SHORT PROBLEM:
Copy the data word for word, keeping every line.

Records about charts and figures:
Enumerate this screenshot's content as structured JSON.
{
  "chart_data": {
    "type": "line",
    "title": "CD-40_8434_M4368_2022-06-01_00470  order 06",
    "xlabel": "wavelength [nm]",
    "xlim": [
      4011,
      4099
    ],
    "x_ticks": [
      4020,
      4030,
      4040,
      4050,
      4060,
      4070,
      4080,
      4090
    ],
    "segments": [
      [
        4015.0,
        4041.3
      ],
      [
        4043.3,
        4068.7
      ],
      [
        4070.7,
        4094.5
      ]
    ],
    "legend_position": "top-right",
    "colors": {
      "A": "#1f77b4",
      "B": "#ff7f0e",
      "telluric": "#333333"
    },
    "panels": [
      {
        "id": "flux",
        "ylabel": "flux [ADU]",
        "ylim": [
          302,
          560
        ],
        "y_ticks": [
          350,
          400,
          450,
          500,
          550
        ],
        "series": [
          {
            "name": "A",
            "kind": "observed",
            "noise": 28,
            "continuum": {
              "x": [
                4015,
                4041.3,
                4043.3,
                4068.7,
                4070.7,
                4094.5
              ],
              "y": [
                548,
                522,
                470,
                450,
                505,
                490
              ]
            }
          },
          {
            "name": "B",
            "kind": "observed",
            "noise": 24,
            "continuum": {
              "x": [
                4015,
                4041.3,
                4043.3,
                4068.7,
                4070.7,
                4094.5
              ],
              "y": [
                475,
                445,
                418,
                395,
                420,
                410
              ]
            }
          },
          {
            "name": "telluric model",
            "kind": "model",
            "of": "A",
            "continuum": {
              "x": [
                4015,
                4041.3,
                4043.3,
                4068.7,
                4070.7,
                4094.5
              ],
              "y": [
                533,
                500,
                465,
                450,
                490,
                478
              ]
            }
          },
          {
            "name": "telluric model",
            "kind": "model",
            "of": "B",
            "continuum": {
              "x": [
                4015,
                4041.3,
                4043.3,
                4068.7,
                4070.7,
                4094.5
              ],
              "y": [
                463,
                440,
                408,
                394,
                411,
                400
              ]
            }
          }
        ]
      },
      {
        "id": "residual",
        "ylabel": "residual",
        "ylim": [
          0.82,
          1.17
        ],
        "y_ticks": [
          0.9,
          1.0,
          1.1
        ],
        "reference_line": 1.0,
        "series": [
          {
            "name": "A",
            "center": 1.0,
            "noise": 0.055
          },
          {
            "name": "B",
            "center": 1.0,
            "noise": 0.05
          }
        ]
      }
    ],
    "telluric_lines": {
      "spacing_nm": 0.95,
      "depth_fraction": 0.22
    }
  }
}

REPLY:
Enumerate this screenshot's content as structured JSON.
{
  "chart_data": {
    "type": "line",
    "title": "CD-40_8434_M4368_2022-06-01_00470  order 06",
    "xlabel": "wavelength [nm]",
    "xlim": [
      4011,
      4099
    ],
    "x_ticks": [
      4020,
      4030,
      4040,
      4050,
      4060,
      4070,
      4080,
      4090
    ],
    "segments": [
      [
        4015.0,
        4041.3
      ],
      [
        4043.3,
        4068.7
      ],
      [
        4070.7,
        4094.5
      ]
    ],
    "legend_position": "top-right",
    "colors": {
      "A": "#1f77b4",
      "B": "#ff7f0e",
      "telluric": "#333333"
    },
    "panels": [
      {
        "id": "flux",
        "ylabel": "flux [ADU]",
        "ylim": [
          302,
          560
        ],
        "y_ticks": [
          350,
          400,
          450,
          500,
          550
        ],
        "series": [
          {
            "name": "A",
            "kind": "observed",
            "noise": 28,
            "continuum": {
              "x": [
                4015,
                4041.3,
                4043.3,
                4068.7,
                4070.7,
                4094.5
              ],
              "y": [
                548,
                522,
                470,
                450,
                505,
                490
              ]
            }
          },
          {
            "name": "B",
            "kind": "observed",
            "noise": 24,
            "continuum": {
              "x": [
                4015,
                4041.3,
                4043.3,
                4068.7,
                4070.7,
                4094.5
              ],
              "y": [
                475,
                445,
                418,
                395,
                420,
                410
              ]
            }
          },
          {
            "name": "telluric model",
            "kind": "model",
            "of": "A",
            "continuum": {
              "x": [
                4015,
                4041.3,
                4043.3,
                4068.7,
                4070.7,
                4094.5
              ],
              "y": [
                533,
                500,
                465,
                450,
                490,
                478
              ]
            }
          },
          {
            "name": "telluric model",
            "kind": "model",
            "of": "B",
            "continuum": {
              "x": [
                4015,
                4041.3,
                4043.3,
                4068.7,
                4070.7,
                4094.5
              ],
              "y": [
                463,
                440,
                408,
                394,
                411,
                400
              ]
            }
          }
        ]
      },
      {
        "id": "residual",
        "ylabel": "residual",
        "ylim": [
          0.82,
          1.17
        ],
        "y_ticks": [
          0.9,
          1.0,
          1.1
        ],
        "reference_line": 1.0,
        "series": [
          {
            "name": "A",
            "center": 1.0,
            "noise": 0.055
          },
          {
            "name": "B",
            "center": 1.0,
            "noise": 0.05
          }
        ]
      }
    ],
    "telluric_lines": {
      "spacing_nm": 0.95,
      "depth_fraction": 0.22
    }
  }
}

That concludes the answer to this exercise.